* **WHAT THIS TASK INVOLVES**
Look through the records below, count the lines with the word "były", and reply with only the number.

* **MATERIAL FOR THIS EXERCISE**
** Begin **

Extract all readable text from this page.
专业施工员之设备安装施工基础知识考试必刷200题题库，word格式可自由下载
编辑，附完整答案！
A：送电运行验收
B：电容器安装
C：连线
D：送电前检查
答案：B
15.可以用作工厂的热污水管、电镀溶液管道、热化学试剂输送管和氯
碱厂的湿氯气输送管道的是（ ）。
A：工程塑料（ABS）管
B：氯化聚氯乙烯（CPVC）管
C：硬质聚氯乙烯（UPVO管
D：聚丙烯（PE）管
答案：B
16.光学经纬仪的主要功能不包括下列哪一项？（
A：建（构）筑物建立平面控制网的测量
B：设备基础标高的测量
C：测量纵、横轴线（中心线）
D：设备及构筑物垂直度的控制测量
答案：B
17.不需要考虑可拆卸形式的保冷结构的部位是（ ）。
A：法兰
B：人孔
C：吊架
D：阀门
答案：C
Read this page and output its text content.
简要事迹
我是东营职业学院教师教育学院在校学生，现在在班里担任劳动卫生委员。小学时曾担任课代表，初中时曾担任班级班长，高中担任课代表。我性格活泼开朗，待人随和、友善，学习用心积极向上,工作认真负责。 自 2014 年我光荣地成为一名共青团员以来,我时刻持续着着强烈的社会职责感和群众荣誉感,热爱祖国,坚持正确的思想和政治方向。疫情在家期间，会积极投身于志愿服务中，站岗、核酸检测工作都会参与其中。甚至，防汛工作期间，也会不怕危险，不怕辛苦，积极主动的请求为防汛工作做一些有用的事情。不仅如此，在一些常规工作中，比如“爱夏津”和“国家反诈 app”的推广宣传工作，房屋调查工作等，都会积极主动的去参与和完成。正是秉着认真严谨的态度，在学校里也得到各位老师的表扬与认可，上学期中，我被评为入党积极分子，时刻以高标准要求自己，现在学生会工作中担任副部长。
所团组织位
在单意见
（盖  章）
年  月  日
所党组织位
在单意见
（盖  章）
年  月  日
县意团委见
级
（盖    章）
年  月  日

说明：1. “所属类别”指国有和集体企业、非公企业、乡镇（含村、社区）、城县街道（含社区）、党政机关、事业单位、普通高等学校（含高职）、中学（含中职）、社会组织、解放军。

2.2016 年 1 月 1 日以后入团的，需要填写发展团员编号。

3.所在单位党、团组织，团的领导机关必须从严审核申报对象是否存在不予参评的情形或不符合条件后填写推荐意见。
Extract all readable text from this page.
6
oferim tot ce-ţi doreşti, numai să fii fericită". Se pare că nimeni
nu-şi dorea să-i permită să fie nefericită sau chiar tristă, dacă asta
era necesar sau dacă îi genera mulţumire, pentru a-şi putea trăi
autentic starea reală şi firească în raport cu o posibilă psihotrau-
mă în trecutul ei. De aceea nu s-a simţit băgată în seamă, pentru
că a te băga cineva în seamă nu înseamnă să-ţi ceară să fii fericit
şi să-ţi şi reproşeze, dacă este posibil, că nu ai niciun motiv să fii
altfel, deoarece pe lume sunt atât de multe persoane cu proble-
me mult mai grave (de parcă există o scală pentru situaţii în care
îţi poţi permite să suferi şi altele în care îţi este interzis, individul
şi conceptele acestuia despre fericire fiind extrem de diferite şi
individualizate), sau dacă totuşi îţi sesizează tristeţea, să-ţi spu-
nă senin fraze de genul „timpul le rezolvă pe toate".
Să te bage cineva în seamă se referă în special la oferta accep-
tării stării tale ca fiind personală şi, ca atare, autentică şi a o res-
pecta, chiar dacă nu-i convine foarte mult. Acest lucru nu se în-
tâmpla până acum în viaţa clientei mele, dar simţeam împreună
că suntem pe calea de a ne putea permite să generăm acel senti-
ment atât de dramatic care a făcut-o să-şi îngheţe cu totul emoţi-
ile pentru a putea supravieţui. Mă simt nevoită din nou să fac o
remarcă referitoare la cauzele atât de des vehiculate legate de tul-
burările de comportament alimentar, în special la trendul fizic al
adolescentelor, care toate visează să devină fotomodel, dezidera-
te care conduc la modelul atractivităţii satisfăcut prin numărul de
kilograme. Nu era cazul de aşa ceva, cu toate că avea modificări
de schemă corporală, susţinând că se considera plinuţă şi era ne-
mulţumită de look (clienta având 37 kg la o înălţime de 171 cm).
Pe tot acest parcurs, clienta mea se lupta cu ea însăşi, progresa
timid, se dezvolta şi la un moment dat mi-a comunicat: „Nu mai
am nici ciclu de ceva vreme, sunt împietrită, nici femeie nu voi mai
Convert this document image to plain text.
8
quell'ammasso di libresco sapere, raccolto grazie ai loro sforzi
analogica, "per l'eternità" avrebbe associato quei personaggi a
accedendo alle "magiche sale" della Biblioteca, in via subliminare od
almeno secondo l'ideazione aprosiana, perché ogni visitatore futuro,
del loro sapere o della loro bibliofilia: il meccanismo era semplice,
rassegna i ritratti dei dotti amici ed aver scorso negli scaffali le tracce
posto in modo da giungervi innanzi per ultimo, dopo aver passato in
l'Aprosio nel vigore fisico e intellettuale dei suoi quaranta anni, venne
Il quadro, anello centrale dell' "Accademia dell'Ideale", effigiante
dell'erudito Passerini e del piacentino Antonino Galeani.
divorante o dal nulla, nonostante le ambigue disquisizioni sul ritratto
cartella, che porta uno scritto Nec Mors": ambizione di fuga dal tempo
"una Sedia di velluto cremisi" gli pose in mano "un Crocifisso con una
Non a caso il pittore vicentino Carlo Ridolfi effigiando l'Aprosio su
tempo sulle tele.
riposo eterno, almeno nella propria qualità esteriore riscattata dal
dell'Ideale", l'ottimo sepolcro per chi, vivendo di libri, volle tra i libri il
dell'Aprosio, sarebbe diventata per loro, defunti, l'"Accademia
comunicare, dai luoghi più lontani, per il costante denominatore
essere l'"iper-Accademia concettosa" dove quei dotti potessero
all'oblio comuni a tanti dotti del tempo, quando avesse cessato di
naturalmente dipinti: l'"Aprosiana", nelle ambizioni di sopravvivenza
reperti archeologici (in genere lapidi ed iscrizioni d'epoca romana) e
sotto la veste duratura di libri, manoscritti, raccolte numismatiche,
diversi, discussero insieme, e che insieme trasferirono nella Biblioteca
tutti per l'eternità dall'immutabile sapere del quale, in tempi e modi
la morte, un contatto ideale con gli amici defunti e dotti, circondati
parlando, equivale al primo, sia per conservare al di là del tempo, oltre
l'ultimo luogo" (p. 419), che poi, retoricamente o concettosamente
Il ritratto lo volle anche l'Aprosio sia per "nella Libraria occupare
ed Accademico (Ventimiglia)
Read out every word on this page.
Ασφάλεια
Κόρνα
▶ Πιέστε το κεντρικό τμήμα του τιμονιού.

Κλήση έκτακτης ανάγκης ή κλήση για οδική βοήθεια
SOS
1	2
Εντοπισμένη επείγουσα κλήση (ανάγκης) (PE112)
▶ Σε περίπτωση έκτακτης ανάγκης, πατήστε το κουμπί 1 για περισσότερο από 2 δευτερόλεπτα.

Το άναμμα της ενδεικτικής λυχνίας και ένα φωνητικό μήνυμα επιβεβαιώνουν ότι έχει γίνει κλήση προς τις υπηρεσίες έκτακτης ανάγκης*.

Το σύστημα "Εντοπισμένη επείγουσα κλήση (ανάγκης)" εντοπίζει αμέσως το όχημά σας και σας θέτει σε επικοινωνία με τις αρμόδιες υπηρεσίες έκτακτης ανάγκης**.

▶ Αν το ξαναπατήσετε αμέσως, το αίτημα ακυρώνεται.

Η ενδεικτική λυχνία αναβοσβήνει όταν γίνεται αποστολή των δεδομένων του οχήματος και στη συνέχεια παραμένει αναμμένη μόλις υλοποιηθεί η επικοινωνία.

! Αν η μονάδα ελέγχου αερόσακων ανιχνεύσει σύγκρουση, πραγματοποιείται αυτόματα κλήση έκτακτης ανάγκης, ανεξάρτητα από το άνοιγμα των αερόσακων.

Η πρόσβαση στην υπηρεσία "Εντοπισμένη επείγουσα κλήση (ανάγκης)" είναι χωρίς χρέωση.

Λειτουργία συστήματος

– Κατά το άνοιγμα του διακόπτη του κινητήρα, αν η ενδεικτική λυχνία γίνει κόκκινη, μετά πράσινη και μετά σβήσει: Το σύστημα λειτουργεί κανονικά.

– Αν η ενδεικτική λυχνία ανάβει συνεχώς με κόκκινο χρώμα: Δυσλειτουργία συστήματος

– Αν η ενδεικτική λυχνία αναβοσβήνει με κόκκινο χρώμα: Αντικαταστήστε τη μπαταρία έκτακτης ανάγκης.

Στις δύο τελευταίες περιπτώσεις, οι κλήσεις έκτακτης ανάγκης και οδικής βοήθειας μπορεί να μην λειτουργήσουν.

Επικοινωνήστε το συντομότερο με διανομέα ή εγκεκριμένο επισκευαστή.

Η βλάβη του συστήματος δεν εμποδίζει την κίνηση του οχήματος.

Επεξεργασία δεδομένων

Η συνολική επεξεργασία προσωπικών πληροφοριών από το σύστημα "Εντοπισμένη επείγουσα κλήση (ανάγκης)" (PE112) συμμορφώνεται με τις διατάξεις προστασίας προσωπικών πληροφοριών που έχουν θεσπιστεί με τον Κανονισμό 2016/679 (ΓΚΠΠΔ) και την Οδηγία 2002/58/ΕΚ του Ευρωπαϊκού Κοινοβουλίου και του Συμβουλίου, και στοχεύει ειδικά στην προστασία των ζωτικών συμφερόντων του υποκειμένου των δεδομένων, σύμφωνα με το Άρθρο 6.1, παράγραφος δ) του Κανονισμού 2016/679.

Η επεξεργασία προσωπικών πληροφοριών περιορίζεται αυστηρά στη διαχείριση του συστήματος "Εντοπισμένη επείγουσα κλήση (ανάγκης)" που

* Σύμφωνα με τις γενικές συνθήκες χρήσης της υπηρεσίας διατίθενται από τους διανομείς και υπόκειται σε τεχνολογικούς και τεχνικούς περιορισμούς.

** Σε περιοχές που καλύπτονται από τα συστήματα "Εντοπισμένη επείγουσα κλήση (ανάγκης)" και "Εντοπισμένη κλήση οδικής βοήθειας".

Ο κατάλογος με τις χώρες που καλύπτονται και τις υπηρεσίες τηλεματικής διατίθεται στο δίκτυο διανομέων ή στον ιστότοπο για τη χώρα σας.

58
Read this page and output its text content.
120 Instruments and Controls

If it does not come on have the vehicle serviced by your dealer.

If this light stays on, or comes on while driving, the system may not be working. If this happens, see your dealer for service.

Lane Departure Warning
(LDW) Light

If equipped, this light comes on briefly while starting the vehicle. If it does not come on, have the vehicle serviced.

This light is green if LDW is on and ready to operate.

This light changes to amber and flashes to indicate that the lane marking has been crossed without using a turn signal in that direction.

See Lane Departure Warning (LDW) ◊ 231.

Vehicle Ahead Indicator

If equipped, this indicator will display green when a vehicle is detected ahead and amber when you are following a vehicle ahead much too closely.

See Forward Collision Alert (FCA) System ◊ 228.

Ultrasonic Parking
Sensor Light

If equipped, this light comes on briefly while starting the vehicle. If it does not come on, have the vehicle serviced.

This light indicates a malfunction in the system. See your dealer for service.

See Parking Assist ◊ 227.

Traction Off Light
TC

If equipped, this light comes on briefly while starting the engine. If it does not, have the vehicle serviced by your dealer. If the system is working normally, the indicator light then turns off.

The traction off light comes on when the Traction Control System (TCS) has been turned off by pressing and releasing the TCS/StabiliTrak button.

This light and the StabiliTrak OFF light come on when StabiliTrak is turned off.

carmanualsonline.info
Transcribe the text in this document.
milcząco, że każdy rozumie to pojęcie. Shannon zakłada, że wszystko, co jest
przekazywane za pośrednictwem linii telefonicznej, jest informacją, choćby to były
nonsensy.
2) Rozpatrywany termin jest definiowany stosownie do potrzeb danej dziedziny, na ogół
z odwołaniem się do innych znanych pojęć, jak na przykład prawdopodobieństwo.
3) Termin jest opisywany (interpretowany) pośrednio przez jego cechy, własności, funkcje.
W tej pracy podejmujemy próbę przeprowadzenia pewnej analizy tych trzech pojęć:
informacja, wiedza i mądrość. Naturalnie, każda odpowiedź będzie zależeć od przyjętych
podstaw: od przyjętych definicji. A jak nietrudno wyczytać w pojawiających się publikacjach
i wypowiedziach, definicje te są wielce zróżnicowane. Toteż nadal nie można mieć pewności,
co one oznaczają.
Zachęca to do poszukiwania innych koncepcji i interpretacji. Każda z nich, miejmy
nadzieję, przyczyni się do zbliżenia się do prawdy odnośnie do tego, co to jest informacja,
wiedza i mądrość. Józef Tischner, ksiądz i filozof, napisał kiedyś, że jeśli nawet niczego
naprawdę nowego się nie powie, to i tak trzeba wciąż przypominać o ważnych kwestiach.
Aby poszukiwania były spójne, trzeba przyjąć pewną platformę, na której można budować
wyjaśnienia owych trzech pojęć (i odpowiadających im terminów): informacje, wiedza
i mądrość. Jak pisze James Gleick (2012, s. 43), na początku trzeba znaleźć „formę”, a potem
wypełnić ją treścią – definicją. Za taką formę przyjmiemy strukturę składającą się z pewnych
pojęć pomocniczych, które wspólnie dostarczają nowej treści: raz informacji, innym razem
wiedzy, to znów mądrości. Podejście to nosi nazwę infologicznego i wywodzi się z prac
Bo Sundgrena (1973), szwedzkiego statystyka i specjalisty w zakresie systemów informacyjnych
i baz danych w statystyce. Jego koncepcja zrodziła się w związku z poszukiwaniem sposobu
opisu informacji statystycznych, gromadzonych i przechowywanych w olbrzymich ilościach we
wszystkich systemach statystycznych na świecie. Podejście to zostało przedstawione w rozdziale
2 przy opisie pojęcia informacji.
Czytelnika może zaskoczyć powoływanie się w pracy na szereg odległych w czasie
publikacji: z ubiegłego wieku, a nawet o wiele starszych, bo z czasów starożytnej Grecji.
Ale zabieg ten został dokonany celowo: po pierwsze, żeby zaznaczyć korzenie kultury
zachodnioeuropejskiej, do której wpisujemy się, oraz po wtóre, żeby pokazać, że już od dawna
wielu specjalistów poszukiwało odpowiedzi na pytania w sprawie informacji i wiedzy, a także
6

** End **

* **SOLUTION TO THE EXERCISE**
2